▶ [TASK TO CARRY OUT]
Give the number of lines that contain the string "marker", and nothing else.

(Raw records)

▬▬▬▬▬▬

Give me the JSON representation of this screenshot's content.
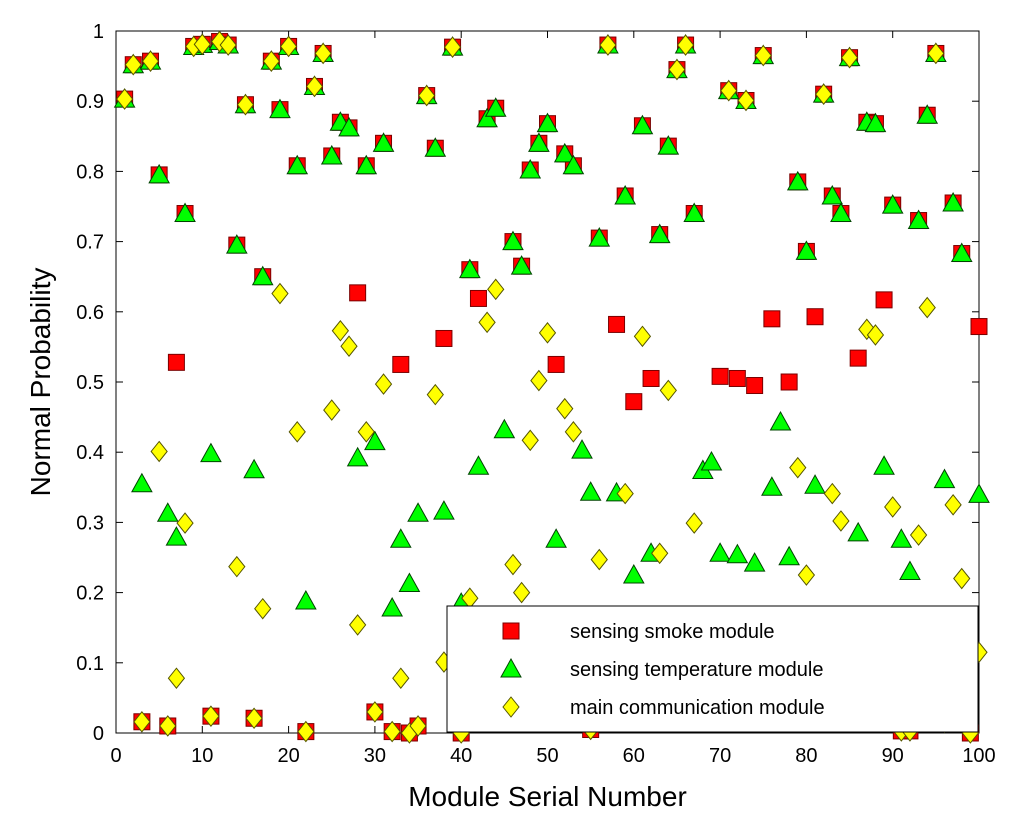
{
  "chart_data": {
    "type": "scatter",
    "title": "",
    "xlabel": "Module Serial Number",
    "ylabel": "Normal Probability",
    "xlim": [
      0,
      100
    ],
    "ylim": [
      0,
      1
    ],
    "xticks": [
      0,
      10,
      20,
      30,
      40,
      50,
      60,
      70,
      80,
      90,
      100
    ],
    "yticks": [
      0,
      0.1,
      0.2,
      0.3,
      0.4,
      0.5,
      0.6,
      0.7,
      0.8,
      0.9,
      1
    ],
    "xtick_labels": [
      "0",
      "10",
      "20",
      "30",
      "40",
      "50",
      "60",
      "70",
      "80",
      "90",
      "100"
    ],
    "ytick_labels": [
      "0",
      "0.1",
      "0.2",
      "0.3",
      "0.4",
      "0.5",
      "0.6",
      "0.7",
      "0.8",
      "0.9",
      "1"
    ],
    "grid": false,
    "legend_position": "bottom-right",
    "series": [
      {
        "name": "sensing smoke module",
        "marker": "square",
        "color": "#ff0000",
        "points": [
          [
            1,
            0.903
          ],
          [
            2,
            0.952
          ],
          [
            3,
            0.016
          ],
          [
            4,
            0.957
          ],
          [
            5,
            0.795
          ],
          [
            6,
            0.01
          ],
          [
            7,
            0.528
          ],
          [
            8,
            0.74
          ],
          [
            9,
            0.978
          ],
          [
            10,
            0.981
          ],
          [
            11,
            0.024
          ],
          [
            12,
            0.985
          ],
          [
            13,
            0.98
          ],
          [
            14,
            0.695
          ],
          [
            15,
            0.895
          ],
          [
            16,
            0.021
          ],
          [
            17,
            0.65
          ],
          [
            18,
            0.957
          ],
          [
            19,
            0.888
          ],
          [
            20,
            0.978
          ],
          [
            21,
            0.808
          ],
          [
            22,
            0.002
          ],
          [
            23,
            0.921
          ],
          [
            24,
            0.968
          ],
          [
            25,
            0.822
          ],
          [
            26,
            0.87
          ],
          [
            27,
            0.862
          ],
          [
            28,
            0.627
          ],
          [
            29,
            0.808
          ],
          [
            30,
            0.03
          ],
          [
            31,
            0.84
          ],
          [
            32,
            0.002
          ],
          [
            33,
            0.525
          ],
          [
            34,
            0.0
          ],
          [
            35,
            0.01
          ],
          [
            36,
            0.908
          ],
          [
            37,
            0.833
          ],
          [
            38,
            0.562
          ],
          [
            39,
            0.977
          ],
          [
            40,
            0.0
          ],
          [
            41,
            0.66
          ],
          [
            42,
            0.619
          ],
          [
            43,
            0.875
          ],
          [
            44,
            0.89
          ],
          [
            46,
            0.7
          ],
          [
            47,
            0.665
          ],
          [
            48,
            0.802
          ],
          [
            49,
            0.84
          ],
          [
            50,
            0.868
          ],
          [
            51,
            0.525
          ],
          [
            52,
            0.825
          ],
          [
            53,
            0.808
          ],
          [
            55,
            0.005
          ],
          [
            56,
            0.705
          ],
          [
            57,
            0.98
          ],
          [
            58,
            0.582
          ],
          [
            59,
            0.765
          ],
          [
            60,
            0.472
          ],
          [
            61,
            0.865
          ],
          [
            62,
            0.505
          ],
          [
            63,
            0.71
          ],
          [
            64,
            0.836
          ],
          [
            65,
            0.945
          ],
          [
            66,
            0.98
          ],
          [
            67,
            0.74
          ],
          [
            70,
            0.508
          ],
          [
            71,
            0.915
          ],
          [
            72,
            0.505
          ],
          [
            73,
            0.901
          ],
          [
            74,
            0.495
          ],
          [
            75,
            0.965
          ],
          [
            76,
            0.59
          ],
          [
            78,
            0.5
          ],
          [
            79,
            0.785
          ],
          [
            80,
            0.686
          ],
          [
            81,
            0.593
          ],
          [
            82,
            0.91
          ],
          [
            83,
            0.765
          ],
          [
            84,
            0.74
          ],
          [
            85,
            0.962
          ],
          [
            86,
            0.534
          ],
          [
            87,
            0.87
          ],
          [
            88,
            0.868
          ],
          [
            89,
            0.617
          ],
          [
            90,
            0.752
          ],
          [
            91,
            0.003
          ],
          [
            92,
            0.003
          ],
          [
            93,
            0.73
          ],
          [
            94,
            0.88
          ],
          [
            95,
            0.968
          ],
          [
            96,
            0.015
          ],
          [
            97,
            0.755
          ],
          [
            98,
            0.683
          ],
          [
            99,
            0.0
          ],
          [
            100,
            0.579
          ]
        ]
      },
      {
        "name": "sensing temperature module",
        "marker": "triangle",
        "color": "#00ff00",
        "points": [
          [
            1,
            0.903
          ],
          [
            2,
            0.952
          ],
          [
            3,
            0.355
          ],
          [
            4,
            0.957
          ],
          [
            5,
            0.795
          ],
          [
            6,
            0.313
          ],
          [
            7,
            0.279
          ],
          [
            8,
            0.74
          ],
          [
            9,
            0.978
          ],
          [
            10,
            0.981
          ],
          [
            11,
            0.398
          ],
          [
            12,
            0.985
          ],
          [
            13,
            0.98
          ],
          [
            14,
            0.695
          ],
          [
            15,
            0.895
          ],
          [
            16,
            0.375
          ],
          [
            17,
            0.65
          ],
          [
            18,
            0.957
          ],
          [
            19,
            0.888
          ],
          [
            20,
            0.978
          ],
          [
            21,
            0.808
          ],
          [
            22,
            0.188
          ],
          [
            23,
            0.921
          ],
          [
            24,
            0.968
          ],
          [
            25,
            0.822
          ],
          [
            26,
            0.87
          ],
          [
            27,
            0.862
          ],
          [
            28,
            0.392
          ],
          [
            29,
            0.808
          ],
          [
            30,
            0.415
          ],
          [
            31,
            0.84
          ],
          [
            32,
            0.178
          ],
          [
            33,
            0.276
          ],
          [
            34,
            0.213
          ],
          [
            35,
            0.313
          ],
          [
            36,
            0.908
          ],
          [
            37,
            0.833
          ],
          [
            38,
            0.316
          ],
          [
            39,
            0.977
          ],
          [
            40,
            0.185
          ],
          [
            41,
            0.66
          ],
          [
            42,
            0.38
          ],
          [
            43,
            0.875
          ],
          [
            44,
            0.89
          ],
          [
            45,
            0.432
          ],
          [
            46,
            0.7
          ],
          [
            47,
            0.665
          ],
          [
            48,
            0.802
          ],
          [
            49,
            0.84
          ],
          [
            50,
            0.868
          ],
          [
            51,
            0.276
          ],
          [
            52,
            0.825
          ],
          [
            53,
            0.808
          ],
          [
            54,
            0.403
          ],
          [
            55,
            0.343
          ],
          [
            56,
            0.705
          ],
          [
            57,
            0.98
          ],
          [
            58,
            0.342
          ],
          [
            59,
            0.765
          ],
          [
            60,
            0.225
          ],
          [
            61,
            0.865
          ],
          [
            62,
            0.256
          ],
          [
            63,
            0.71
          ],
          [
            64,
            0.836
          ],
          [
            65,
            0.945
          ],
          [
            66,
            0.98
          ],
          [
            67,
            0.74
          ],
          [
            68,
            0.374
          ],
          [
            69,
            0.386
          ],
          [
            70,
            0.256
          ],
          [
            71,
            0.915
          ],
          [
            72,
            0.254
          ],
          [
            73,
            0.901
          ],
          [
            74,
            0.242
          ],
          [
            75,
            0.965
          ],
          [
            76,
            0.35
          ],
          [
            77,
            0.443
          ],
          [
            78,
            0.251
          ],
          [
            79,
            0.785
          ],
          [
            80,
            0.686
          ],
          [
            81,
            0.353
          ],
          [
            82,
            0.91
          ],
          [
            83,
            0.765
          ],
          [
            84,
            0.74
          ],
          [
            85,
            0.962
          ],
          [
            86,
            0.285
          ],
          [
            87,
            0.87
          ],
          [
            88,
            0.868
          ],
          [
            89,
            0.38
          ],
          [
            90,
            0.752
          ],
          [
            91,
            0.276
          ],
          [
            92,
            0.23
          ],
          [
            93,
            0.73
          ],
          [
            94,
            0.88
          ],
          [
            95,
            0.968
          ],
          [
            96,
            0.361
          ],
          [
            97,
            0.755
          ],
          [
            98,
            0.683
          ],
          [
            100,
            0.34
          ]
        ]
      },
      {
        "name": "main communication module",
        "marker": "diamond",
        "color": "#ffff00",
        "points": [
          [
            1,
            0.903
          ],
          [
            2,
            0.952
          ],
          [
            3,
            0.016
          ],
          [
            4,
            0.957
          ],
          [
            5,
            0.401
          ],
          [
            6,
            0.01
          ],
          [
            7,
            0.078
          ],
          [
            8,
            0.299
          ],
          [
            9,
            0.978
          ],
          [
            10,
            0.981
          ],
          [
            11,
            0.024
          ],
          [
            12,
            0.985
          ],
          [
            13,
            0.98
          ],
          [
            14,
            0.237
          ],
          [
            15,
            0.895
          ],
          [
            16,
            0.021
          ],
          [
            17,
            0.177
          ],
          [
            18,
            0.957
          ],
          [
            19,
            0.626
          ],
          [
            20,
            0.978
          ],
          [
            21,
            0.429
          ],
          [
            22,
            0.002
          ],
          [
            23,
            0.921
          ],
          [
            24,
            0.968
          ],
          [
            25,
            0.46
          ],
          [
            26,
            0.573
          ],
          [
            27,
            0.551
          ],
          [
            28,
            0.154
          ],
          [
            29,
            0.429
          ],
          [
            30,
            0.03
          ],
          [
            31,
            0.497
          ],
          [
            32,
            0.002
          ],
          [
            33,
            0.078
          ],
          [
            34,
            0.0
          ],
          [
            35,
            0.01
          ],
          [
            36,
            0.908
          ],
          [
            37,
            0.482
          ],
          [
            38,
            0.101
          ],
          [
            39,
            0.977
          ],
          [
            40,
            0.0
          ],
          [
            41,
            0.192
          ],
          [
            43,
            0.585
          ],
          [
            44,
            0.632
          ],
          [
            46,
            0.24
          ],
          [
            47,
            0.2
          ],
          [
            48,
            0.417
          ],
          [
            49,
            0.502
          ],
          [
            50,
            0.57
          ],
          [
            52,
            0.462
          ],
          [
            53,
            0.429
          ],
          [
            55,
            0.005
          ],
          [
            56,
            0.247
          ],
          [
            57,
            0.98
          ],
          [
            59,
            0.341
          ],
          [
            61,
            0.565
          ],
          [
            63,
            0.256
          ],
          [
            64,
            0.488
          ],
          [
            65,
            0.945
          ],
          [
            66,
            0.98
          ],
          [
            67,
            0.299
          ],
          [
            71,
            0.915
          ],
          [
            73,
            0.901
          ],
          [
            75,
            0.965
          ],
          [
            79,
            0.378
          ],
          [
            80,
            0.225
          ],
          [
            82,
            0.91
          ],
          [
            83,
            0.341
          ],
          [
            84,
            0.302
          ],
          [
            85,
            0.962
          ],
          [
            87,
            0.575
          ],
          [
            88,
            0.567
          ],
          [
            90,
            0.322
          ],
          [
            91,
            0.003
          ],
          [
            92,
            0.003
          ],
          [
            93,
            0.282
          ],
          [
            94,
            0.606
          ],
          [
            95,
            0.968
          ],
          [
            96,
            0.015
          ],
          [
            97,
            0.325
          ],
          [
            98,
            0.22
          ],
          [
            99,
            0.0
          ],
          [
            100,
            0.115
          ]
        ]
      }
    ]
  }
}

▬▬▬▬▬▬

▶ [OUTPUT OF THE TASK]
3